### [Stated problem]
The answer is a single number: how many lines hold the string "JSON".
▬▬▬
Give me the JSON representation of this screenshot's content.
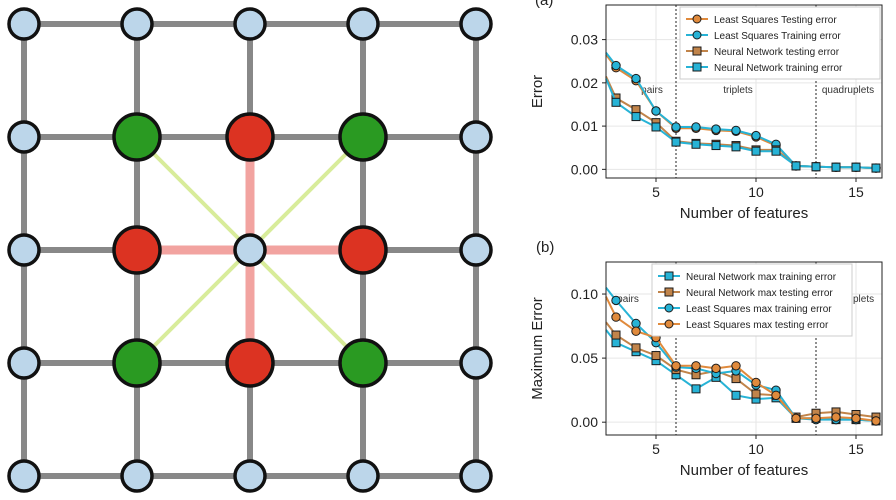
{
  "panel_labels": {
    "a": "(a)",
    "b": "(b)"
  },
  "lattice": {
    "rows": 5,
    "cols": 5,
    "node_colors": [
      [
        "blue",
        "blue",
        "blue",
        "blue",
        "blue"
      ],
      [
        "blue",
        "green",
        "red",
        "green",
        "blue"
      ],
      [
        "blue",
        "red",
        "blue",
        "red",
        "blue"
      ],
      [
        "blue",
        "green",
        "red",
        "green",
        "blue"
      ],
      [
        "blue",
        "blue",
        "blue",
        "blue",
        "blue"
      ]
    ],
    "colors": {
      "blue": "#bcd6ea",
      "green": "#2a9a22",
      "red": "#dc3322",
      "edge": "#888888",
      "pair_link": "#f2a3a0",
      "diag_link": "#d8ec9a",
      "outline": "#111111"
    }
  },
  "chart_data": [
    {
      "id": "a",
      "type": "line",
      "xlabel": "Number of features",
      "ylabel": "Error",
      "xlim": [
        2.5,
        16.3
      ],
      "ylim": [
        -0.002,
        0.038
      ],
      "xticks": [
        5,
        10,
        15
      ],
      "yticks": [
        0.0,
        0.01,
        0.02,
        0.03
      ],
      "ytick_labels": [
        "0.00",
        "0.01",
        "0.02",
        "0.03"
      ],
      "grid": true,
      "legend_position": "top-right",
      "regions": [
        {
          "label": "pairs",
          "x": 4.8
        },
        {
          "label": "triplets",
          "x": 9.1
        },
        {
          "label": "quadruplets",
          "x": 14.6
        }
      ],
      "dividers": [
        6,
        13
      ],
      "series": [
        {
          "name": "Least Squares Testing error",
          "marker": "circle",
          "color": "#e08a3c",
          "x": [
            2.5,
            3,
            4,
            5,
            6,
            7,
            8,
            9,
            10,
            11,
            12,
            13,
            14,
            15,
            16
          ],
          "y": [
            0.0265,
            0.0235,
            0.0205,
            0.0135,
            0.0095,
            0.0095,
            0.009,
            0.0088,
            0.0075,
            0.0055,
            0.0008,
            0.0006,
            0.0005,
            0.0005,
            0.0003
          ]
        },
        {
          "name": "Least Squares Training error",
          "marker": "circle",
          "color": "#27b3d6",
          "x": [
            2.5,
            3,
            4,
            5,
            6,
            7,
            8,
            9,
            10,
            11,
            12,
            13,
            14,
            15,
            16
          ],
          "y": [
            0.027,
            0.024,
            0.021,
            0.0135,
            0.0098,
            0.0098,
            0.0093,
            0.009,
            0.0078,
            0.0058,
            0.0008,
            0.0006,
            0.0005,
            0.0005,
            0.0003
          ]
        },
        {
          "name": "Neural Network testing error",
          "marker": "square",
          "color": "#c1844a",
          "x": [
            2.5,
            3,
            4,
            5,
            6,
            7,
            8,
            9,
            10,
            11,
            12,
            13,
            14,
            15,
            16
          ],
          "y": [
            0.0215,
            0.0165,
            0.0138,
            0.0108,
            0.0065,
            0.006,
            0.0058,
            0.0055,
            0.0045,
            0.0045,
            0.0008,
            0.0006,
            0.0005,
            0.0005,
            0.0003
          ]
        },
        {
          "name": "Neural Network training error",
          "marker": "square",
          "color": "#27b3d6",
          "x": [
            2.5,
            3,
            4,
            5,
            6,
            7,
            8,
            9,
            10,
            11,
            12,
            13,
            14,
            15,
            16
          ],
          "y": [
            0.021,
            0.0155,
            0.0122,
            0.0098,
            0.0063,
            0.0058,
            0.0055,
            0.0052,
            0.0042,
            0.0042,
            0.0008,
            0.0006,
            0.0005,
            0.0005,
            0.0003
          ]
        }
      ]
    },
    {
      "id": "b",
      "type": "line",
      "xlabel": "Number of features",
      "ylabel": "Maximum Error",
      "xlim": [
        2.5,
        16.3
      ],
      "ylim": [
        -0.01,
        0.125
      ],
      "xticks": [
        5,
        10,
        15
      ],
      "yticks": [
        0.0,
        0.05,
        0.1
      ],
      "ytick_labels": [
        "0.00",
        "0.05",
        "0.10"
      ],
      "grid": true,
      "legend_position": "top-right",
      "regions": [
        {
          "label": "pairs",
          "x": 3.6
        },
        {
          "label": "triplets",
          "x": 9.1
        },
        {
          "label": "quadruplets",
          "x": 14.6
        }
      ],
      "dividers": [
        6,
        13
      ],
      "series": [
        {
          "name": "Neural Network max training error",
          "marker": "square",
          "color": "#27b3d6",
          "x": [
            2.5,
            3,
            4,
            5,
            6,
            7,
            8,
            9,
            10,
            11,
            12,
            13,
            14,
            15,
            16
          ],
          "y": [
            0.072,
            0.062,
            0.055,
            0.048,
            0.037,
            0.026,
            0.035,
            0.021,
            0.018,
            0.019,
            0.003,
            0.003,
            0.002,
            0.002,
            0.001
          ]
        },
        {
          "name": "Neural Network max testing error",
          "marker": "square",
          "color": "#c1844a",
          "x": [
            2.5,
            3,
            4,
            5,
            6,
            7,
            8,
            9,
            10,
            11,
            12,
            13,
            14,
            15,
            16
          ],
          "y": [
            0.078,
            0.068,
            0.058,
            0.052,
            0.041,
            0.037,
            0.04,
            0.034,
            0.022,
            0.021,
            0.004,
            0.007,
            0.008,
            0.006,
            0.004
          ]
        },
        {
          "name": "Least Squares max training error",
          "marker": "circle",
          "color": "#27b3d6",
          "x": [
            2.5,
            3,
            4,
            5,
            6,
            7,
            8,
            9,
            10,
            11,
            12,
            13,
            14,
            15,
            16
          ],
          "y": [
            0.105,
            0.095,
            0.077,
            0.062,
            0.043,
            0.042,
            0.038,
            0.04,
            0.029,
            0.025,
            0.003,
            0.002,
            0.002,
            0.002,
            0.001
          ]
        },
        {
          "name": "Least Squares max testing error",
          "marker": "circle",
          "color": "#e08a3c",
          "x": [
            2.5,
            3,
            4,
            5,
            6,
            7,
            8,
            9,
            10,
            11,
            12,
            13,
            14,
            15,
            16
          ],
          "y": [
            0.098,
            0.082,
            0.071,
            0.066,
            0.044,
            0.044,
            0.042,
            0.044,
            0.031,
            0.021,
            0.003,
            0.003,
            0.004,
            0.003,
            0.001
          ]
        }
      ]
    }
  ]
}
▬▬▬
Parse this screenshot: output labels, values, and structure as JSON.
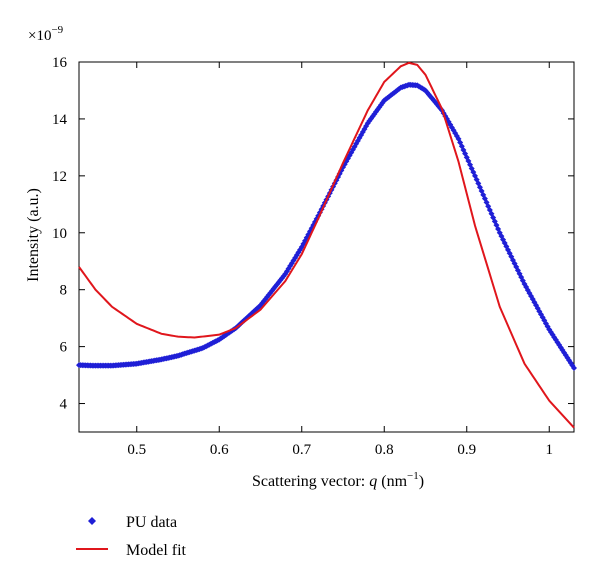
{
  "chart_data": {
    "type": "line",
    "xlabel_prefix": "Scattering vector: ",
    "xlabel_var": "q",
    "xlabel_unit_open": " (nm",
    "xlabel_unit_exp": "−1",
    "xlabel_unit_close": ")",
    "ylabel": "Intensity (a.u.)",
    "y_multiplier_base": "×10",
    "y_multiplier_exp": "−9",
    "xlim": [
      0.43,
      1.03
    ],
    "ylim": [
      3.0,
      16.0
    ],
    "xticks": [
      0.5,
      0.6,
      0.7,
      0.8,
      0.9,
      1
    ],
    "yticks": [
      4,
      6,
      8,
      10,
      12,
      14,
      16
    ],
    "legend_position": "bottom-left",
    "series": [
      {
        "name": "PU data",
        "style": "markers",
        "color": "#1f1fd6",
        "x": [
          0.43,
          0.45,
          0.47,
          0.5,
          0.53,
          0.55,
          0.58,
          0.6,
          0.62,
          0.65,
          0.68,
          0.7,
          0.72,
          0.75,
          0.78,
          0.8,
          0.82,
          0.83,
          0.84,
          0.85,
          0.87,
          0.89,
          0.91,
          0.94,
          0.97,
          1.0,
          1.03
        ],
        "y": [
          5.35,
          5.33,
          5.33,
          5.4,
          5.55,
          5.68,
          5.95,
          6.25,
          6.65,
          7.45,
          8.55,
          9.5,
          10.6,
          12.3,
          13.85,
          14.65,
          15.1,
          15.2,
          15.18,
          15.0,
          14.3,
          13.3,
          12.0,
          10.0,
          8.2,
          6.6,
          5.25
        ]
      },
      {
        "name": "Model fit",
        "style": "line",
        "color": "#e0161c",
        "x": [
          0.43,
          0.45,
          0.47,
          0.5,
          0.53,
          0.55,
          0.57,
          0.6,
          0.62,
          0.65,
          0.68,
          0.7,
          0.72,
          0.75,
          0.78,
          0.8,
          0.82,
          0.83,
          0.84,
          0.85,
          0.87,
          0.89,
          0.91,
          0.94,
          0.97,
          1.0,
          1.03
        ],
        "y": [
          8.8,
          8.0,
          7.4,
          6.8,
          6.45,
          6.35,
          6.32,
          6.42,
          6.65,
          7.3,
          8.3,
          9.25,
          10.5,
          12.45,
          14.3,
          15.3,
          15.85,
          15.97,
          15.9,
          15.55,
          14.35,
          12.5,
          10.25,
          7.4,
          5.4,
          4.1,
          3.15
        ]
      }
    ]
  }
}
▬▬▬
### [Answer for the task]
2